### Directions
a. In the happiness passage, which traits of Hitler's own nature are named as making him sure his decisions couldn't go wrong? List each one.
b. In the records, repeat everything from the line that contains "toc-entry-title[interactable]: Enhancing resilience" down to the line that contains "dot-leader [468, 601, 879, 603]", including both of those lines.

### Source passage
+ + + + + + +

Do We Create Happiness, Or Does It Exist Already?

Paramhansa Yogananda

In the early stages of World War II, Adolf Hitler made a series of brilliant military decisions that brought his armies great success. And then he suddenly decided to open up a second front in Russia, which meant that he had to divide his forces, ultimately ensuring that Germany would be defeated.

It was utterly baffling that he would make such an infantile decision, given the masterful way he had conducted the war up to that point. And, very interestingly, Paramhansa Yogananda said that it was he who planted that thought in Hitler’s mind.

But he was quick to add that it wasn’t that he’d hypnotized Hitler, or forced him to accept the idea by some arcane spiritual power. Rather, there were aspects of Hitler’s own nature – arrogance, pride, racial superiority, and so on – that made him confident that his decisions couldn’t possibly go wrong. And Master said that if he hadn’t had those qualities, he wouldn’t have been open to the suggestion.

When Swami Kriyananda would talk about his style of leadership, he would often leave us with the impression that he hadn’t actually been involved in whatever was going on.

When we were developing the Ananda community in Mountain View, for example, he hardly ever offered us specific suggestions. But as things progressed, those of us who were in charge of making the day-to-day decisions had a sense that he was somehow putting the right ideas in our minds.

+ + + + + + +

### Data extract
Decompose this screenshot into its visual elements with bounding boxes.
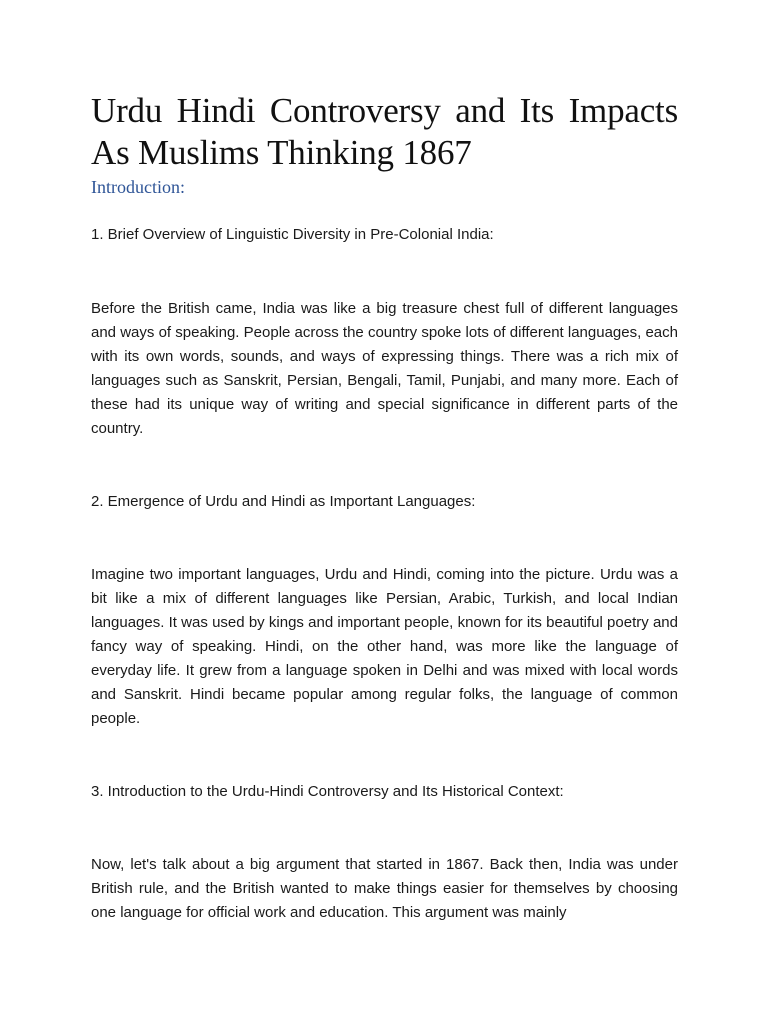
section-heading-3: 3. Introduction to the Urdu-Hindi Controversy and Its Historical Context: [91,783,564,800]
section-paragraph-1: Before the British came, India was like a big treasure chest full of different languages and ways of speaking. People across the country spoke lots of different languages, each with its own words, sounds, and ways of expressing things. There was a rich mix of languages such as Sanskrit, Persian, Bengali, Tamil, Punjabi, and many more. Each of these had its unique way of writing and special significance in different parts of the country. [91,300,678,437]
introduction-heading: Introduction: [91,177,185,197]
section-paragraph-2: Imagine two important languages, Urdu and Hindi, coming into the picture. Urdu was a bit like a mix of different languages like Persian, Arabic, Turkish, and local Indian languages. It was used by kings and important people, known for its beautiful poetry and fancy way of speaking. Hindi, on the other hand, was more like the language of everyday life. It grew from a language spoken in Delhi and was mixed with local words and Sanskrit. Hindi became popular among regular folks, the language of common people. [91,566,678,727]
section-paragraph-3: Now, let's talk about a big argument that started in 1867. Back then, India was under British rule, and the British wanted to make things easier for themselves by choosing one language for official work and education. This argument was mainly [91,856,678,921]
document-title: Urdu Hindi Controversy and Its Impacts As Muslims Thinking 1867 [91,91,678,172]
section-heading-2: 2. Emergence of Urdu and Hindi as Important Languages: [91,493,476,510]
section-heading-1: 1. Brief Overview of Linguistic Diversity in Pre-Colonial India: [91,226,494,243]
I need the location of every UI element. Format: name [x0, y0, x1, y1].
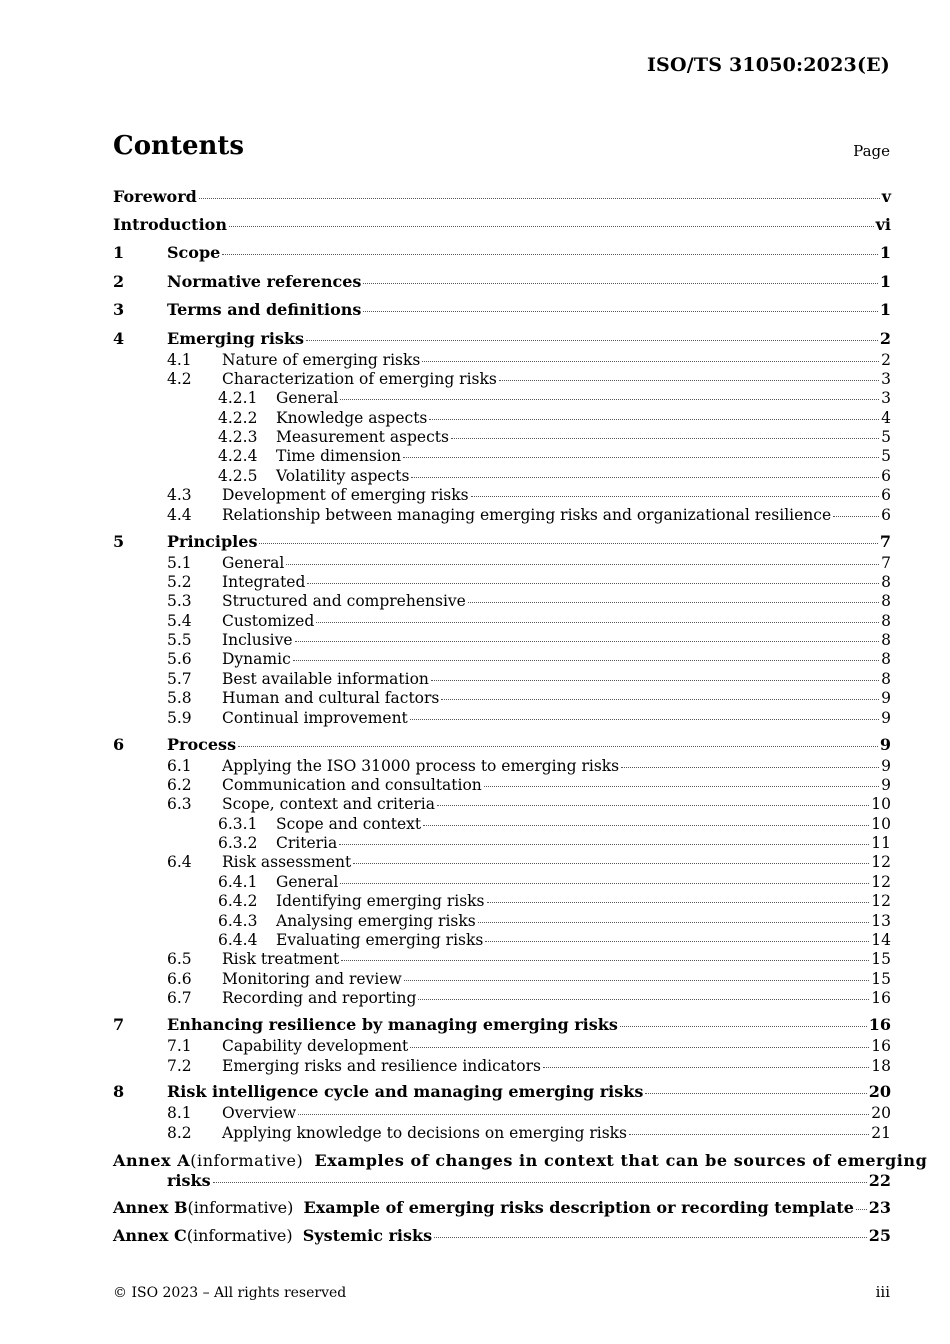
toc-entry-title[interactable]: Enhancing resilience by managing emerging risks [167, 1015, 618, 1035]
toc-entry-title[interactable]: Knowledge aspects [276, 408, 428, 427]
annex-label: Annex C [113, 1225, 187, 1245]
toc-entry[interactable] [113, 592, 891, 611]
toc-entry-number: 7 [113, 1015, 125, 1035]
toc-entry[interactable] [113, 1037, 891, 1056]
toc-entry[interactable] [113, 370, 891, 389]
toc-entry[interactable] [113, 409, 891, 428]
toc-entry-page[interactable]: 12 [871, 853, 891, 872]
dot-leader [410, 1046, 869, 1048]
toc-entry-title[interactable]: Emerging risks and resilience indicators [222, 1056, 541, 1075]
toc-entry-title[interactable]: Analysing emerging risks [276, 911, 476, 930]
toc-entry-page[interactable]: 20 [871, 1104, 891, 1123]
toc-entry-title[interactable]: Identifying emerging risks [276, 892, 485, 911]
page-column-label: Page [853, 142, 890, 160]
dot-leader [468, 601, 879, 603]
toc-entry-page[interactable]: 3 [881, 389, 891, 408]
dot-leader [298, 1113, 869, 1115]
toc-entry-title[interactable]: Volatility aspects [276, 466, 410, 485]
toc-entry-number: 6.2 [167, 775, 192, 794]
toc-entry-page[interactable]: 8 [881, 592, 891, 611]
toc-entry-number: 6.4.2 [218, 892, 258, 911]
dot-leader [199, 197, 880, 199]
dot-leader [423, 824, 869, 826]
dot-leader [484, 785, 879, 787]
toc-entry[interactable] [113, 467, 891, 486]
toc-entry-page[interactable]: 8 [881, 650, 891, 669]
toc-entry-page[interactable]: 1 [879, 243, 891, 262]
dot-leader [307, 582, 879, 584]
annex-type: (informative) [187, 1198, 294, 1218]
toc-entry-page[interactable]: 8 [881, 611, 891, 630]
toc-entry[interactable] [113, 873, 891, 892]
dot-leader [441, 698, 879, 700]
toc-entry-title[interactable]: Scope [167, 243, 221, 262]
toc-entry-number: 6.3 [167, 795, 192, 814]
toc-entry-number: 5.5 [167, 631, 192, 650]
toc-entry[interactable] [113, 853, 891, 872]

+ + + + + + +

### Answers to the exercise
a.
arrogance
pride
racial superiority

b.
toc-entry-title[interactable]: Enhancing resilience by managing emerging risks [167, 1015, 618, 1035]
toc-entry-title[interactable]: Knowledge aspects [276, 408, 428, 427]
annex-label: Annex C [113, 1225, 187, 1245]
toc-entry[interactable] [113, 592, 891, 611]
toc-entry-number: 7 [113, 1015, 125, 1035]
toc-entry[interactable] [113, 1037, 891, 1056]
toc-entry[interactable] [113, 370, 891, 389]
toc-entry[interactable] [113, 409, 891, 428]
toc-entry-page[interactable]: 12 [871, 853, 891, 872]
dot-leader [410, 1046, 869, 1048]
toc-entry-title[interactable]: Emerging risks and resilience indicators [222, 1056, 541, 1075]
toc-entry-title[interactable]: Analysing emerging risks [276, 911, 476, 930]
toc-entry-page[interactable]: 20 [871, 1104, 891, 1123]
toc-entry-title[interactable]: Identifying emerging risks [276, 892, 485, 911]
page-column-label: Page [853, 142, 890, 160]
dot-leader [468, 601, 879, 603]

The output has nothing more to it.